-- BEGIN EXCERPTED RECORDS --

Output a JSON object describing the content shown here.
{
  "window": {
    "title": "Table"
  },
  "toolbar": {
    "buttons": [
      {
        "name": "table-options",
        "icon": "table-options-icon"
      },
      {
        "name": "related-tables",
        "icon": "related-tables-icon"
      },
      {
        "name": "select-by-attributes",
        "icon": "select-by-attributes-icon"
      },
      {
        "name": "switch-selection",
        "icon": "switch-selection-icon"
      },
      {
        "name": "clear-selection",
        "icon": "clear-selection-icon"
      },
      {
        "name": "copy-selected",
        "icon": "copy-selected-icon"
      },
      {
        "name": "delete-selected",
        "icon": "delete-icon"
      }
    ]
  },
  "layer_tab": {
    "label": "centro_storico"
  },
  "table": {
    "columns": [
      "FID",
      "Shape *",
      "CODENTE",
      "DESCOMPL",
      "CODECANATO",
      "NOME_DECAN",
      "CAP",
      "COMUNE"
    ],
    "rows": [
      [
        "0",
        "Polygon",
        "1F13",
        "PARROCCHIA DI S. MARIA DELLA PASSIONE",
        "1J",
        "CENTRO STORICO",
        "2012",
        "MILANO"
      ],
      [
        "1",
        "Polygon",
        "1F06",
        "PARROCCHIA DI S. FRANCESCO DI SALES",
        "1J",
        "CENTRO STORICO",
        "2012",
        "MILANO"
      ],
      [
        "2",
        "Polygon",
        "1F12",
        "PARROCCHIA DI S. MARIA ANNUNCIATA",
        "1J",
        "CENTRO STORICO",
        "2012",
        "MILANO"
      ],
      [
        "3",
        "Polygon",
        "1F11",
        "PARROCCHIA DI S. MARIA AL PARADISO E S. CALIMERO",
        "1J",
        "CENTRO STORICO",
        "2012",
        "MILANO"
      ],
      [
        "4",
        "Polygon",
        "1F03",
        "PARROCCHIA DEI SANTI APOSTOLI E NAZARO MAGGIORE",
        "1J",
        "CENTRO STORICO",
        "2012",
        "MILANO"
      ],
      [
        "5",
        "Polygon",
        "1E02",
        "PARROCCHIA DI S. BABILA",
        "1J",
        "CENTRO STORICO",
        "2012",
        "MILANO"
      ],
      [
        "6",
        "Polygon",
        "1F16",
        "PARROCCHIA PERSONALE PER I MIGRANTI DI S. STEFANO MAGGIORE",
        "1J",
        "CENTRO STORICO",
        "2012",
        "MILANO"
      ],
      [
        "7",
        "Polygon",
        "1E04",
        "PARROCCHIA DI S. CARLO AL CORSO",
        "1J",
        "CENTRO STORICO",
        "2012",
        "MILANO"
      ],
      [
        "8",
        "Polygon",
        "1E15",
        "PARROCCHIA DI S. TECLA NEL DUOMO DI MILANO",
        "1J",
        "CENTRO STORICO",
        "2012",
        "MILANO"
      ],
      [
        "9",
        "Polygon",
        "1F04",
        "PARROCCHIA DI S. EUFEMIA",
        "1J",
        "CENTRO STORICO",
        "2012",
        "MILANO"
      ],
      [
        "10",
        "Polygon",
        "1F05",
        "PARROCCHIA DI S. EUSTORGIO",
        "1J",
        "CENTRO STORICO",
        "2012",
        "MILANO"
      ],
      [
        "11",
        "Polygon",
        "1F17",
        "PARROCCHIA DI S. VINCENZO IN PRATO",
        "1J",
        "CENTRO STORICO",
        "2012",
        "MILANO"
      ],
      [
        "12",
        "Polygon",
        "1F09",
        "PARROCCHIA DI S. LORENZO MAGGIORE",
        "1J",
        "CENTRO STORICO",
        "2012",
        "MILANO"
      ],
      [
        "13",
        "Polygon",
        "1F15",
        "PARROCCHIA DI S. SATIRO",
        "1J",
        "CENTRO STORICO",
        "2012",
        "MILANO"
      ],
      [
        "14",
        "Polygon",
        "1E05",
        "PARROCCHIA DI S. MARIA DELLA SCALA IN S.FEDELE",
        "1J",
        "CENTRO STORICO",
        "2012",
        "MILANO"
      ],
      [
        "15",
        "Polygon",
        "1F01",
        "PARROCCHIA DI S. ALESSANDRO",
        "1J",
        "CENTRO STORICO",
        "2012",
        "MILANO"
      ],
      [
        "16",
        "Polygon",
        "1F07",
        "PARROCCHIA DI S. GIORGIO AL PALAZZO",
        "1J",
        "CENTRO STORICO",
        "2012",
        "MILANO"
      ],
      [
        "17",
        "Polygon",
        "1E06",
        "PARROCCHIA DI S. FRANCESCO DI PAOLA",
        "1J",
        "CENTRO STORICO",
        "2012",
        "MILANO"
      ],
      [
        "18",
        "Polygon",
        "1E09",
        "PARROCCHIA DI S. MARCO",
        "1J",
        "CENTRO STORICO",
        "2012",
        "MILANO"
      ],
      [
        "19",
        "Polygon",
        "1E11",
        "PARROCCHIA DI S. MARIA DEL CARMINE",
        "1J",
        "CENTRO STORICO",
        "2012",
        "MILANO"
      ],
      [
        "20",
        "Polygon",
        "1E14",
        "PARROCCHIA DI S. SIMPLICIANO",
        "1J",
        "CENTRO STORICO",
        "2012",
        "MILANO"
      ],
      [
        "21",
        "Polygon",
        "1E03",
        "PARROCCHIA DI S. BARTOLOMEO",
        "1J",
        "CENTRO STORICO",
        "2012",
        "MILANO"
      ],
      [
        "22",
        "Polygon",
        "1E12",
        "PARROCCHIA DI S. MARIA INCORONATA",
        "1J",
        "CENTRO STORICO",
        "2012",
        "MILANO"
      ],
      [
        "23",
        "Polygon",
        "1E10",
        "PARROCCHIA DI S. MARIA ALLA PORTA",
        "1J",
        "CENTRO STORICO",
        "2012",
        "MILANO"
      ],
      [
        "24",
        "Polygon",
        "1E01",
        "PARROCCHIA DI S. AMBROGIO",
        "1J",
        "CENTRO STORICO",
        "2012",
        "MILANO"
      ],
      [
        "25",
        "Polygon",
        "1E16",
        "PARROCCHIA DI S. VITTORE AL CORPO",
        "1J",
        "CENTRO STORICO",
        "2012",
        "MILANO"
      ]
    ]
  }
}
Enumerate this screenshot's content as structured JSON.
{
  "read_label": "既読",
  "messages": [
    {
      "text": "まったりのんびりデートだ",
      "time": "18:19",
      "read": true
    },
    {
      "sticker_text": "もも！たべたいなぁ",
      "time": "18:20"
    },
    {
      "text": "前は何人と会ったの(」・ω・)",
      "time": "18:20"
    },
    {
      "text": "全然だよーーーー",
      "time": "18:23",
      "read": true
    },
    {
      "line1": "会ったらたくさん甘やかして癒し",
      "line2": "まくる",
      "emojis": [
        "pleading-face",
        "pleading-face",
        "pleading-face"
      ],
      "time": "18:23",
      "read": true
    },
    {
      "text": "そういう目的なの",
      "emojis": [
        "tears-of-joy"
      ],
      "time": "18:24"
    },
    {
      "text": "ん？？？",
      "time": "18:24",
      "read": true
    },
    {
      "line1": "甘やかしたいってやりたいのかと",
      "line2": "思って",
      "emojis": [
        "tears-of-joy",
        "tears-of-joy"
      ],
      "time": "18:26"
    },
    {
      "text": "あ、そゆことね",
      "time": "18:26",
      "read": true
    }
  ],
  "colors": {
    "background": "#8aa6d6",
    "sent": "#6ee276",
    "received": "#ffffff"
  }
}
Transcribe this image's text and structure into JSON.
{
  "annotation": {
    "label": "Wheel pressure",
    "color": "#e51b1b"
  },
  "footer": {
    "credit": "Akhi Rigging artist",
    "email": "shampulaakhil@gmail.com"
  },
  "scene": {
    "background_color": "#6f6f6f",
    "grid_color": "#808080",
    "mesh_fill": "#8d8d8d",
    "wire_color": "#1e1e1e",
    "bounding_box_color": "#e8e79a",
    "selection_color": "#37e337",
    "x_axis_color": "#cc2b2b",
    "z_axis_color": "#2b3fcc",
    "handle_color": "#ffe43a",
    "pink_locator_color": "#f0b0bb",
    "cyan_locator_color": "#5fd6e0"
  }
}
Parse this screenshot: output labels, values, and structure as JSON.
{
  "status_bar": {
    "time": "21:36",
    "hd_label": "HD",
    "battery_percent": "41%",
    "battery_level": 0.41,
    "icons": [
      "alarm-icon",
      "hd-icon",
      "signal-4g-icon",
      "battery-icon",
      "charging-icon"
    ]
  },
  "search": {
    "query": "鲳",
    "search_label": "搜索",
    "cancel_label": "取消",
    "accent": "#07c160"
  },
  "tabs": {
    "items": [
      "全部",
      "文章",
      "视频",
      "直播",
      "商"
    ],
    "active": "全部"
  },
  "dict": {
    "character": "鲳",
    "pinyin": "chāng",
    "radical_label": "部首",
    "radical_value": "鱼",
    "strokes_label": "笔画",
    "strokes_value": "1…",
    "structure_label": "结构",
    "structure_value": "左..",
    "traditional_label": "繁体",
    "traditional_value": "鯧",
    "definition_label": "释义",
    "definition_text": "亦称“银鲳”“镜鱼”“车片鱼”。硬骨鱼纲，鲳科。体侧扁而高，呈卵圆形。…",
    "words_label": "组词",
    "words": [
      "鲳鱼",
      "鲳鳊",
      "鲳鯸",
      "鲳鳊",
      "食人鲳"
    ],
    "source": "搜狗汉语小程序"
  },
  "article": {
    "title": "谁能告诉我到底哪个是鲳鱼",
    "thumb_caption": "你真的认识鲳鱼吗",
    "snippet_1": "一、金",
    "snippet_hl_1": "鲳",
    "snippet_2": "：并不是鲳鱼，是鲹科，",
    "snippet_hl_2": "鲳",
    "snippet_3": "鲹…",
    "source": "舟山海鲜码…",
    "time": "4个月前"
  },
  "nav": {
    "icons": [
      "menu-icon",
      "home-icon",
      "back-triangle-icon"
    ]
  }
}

-- END EXCERPTED RECORDS --

**WORK TO DO:** Check the data for the word "copy" and pull out the lines that have it.

**OUTPUT BELOW:**
        "name": "copy-selected",
        "icon": "copy-selected-icon"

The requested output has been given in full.